[BEGIN Provided data]

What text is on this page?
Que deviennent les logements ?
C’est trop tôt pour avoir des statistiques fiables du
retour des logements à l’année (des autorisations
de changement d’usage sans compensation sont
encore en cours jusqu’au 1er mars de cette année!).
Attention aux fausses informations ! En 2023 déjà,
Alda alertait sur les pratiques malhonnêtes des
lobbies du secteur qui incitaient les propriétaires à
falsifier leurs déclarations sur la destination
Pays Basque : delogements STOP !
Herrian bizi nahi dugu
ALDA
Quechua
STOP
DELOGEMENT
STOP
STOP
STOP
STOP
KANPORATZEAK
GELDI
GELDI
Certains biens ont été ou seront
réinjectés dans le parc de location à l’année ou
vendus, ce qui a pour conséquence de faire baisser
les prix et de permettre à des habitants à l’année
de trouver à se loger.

[END Provided data]

Instructions to follow:
Determine how many lines in the records contain "pour", and reply with the number only.

Exercise response:
2